■ RECORD EXCERPTS ■
________________________________________

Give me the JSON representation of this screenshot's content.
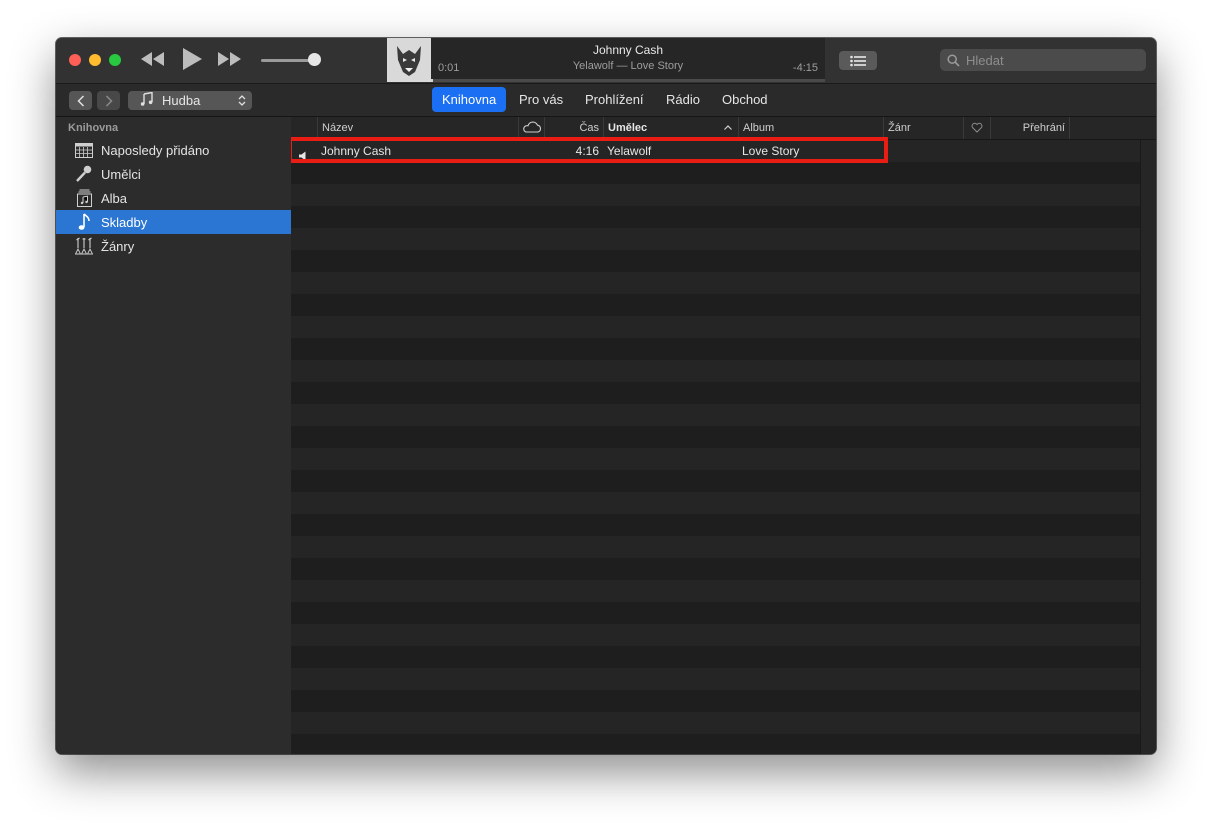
{
  "player": {
    "track_title": "Johnny Cash",
    "track_subtitle": "Yelawolf — Love Story",
    "elapsed": "0:01",
    "remaining": "-4:15",
    "progress": 0.004,
    "volume": 0.85
  },
  "search": {
    "placeholder": "Hledat"
  },
  "nav": {
    "media_kind": "Hudba",
    "tabs": [
      {
        "label": "Knihovna",
        "active": true
      },
      {
        "label": "Pro vás",
        "active": false
      },
      {
        "label": "Prohlížení",
        "active": false
      },
      {
        "label": "Rádio",
        "active": false
      },
      {
        "label": "Obchod",
        "active": false
      }
    ]
  },
  "sidebar": {
    "heading": "Knihovna",
    "items": [
      {
        "label": "Naposledy přidáno",
        "icon": "grid-icon"
      },
      {
        "label": "Umělci",
        "icon": "microphone-icon"
      },
      {
        "label": "Alba",
        "icon": "album-icon"
      },
      {
        "label": "Skladby",
        "icon": "music-note-icon",
        "selected": true
      },
      {
        "label": "Žánry",
        "icon": "genres-icon"
      }
    ]
  },
  "table": {
    "columns": {
      "name": "Název",
      "time": "Čas",
      "artist": "Umělec",
      "album": "Album",
      "genre": "Žánr",
      "plays": "Přehrání"
    },
    "rows": [
      {
        "name": "Johnny Cash",
        "time": "4:16",
        "artist": "Yelawolf",
        "album": "Love Story",
        "playing": true
      }
    ]
  },
  "colors": {
    "accent": "#1a6ff2",
    "sidebar_selected": "#2a76d2",
    "highlight": "#ea1d14"
  }
}
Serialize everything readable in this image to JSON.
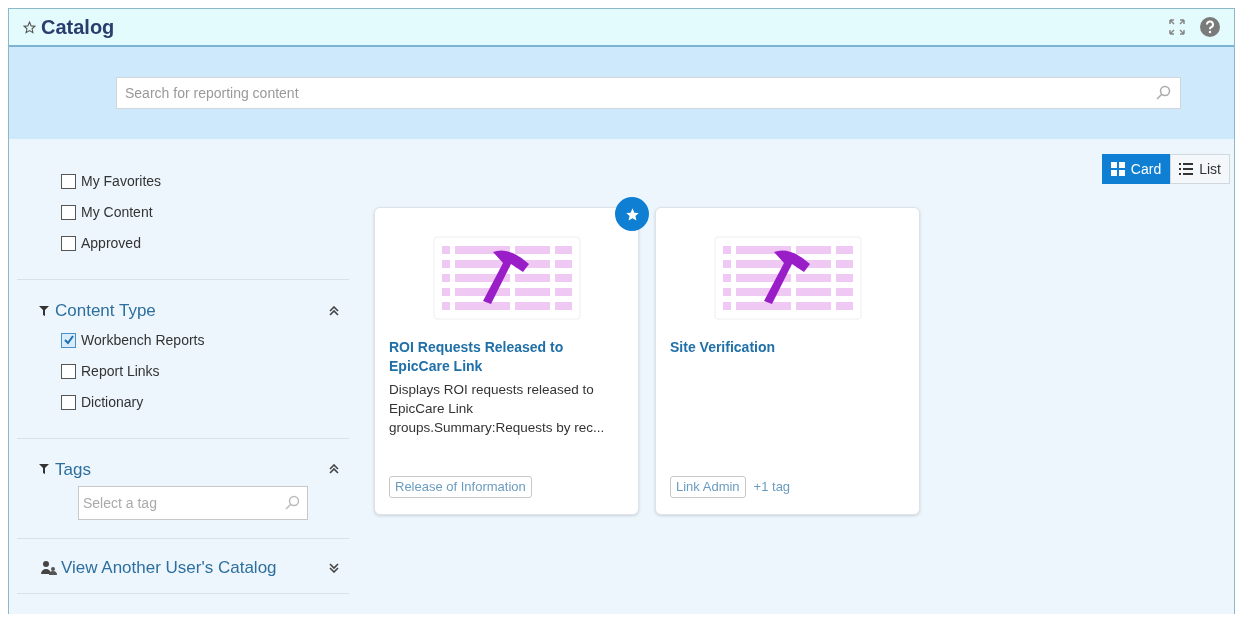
{
  "window": {
    "title": "Catalog"
  },
  "search": {
    "placeholder": "Search for reporting content"
  },
  "view_toggle": [
    {
      "label": "Card",
      "selected": true
    },
    {
      "label": "List",
      "selected": false
    }
  ],
  "quick_filters": [
    {
      "label": "My Favorites",
      "checked": false
    },
    {
      "label": "My Content",
      "checked": false
    },
    {
      "label": "Approved",
      "checked": false
    }
  ],
  "content_type": {
    "title": "Content Type",
    "expanded": true,
    "options": [
      {
        "label": "Workbench Reports",
        "checked": true
      },
      {
        "label": "Report Links",
        "checked": false
      },
      {
        "label": "Dictionary",
        "checked": false
      }
    ]
  },
  "tags": {
    "title": "Tags",
    "expanded": true,
    "placeholder": "Select a tag"
  },
  "other_catalog": {
    "title": "View Another User's Catalog",
    "expanded": false
  },
  "cards": [
    {
      "title": "ROI Requests Released to EpicCare Link",
      "description": "Displays ROI requests released to EpicCare Link groups.Summary:Requests by rec...",
      "favorite": true,
      "tags": [
        "Release of Information"
      ]
    },
    {
      "title": "Site Verification",
      "favorite": false,
      "tags": [
        "Link Admin"
      ],
      "more_tags": "+1 tag"
    }
  ]
}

________________________________________

■ WHAT TO PRODUCE ■
Using the listing above, return all lines where the word "Requests" occurs.

■ THE ANSWER ■
      "title": "ROI Requests Released to EpicCare Link",
      "description": "Displays ROI requests released to EpicCare Link groups.Summary:Requests by rec...",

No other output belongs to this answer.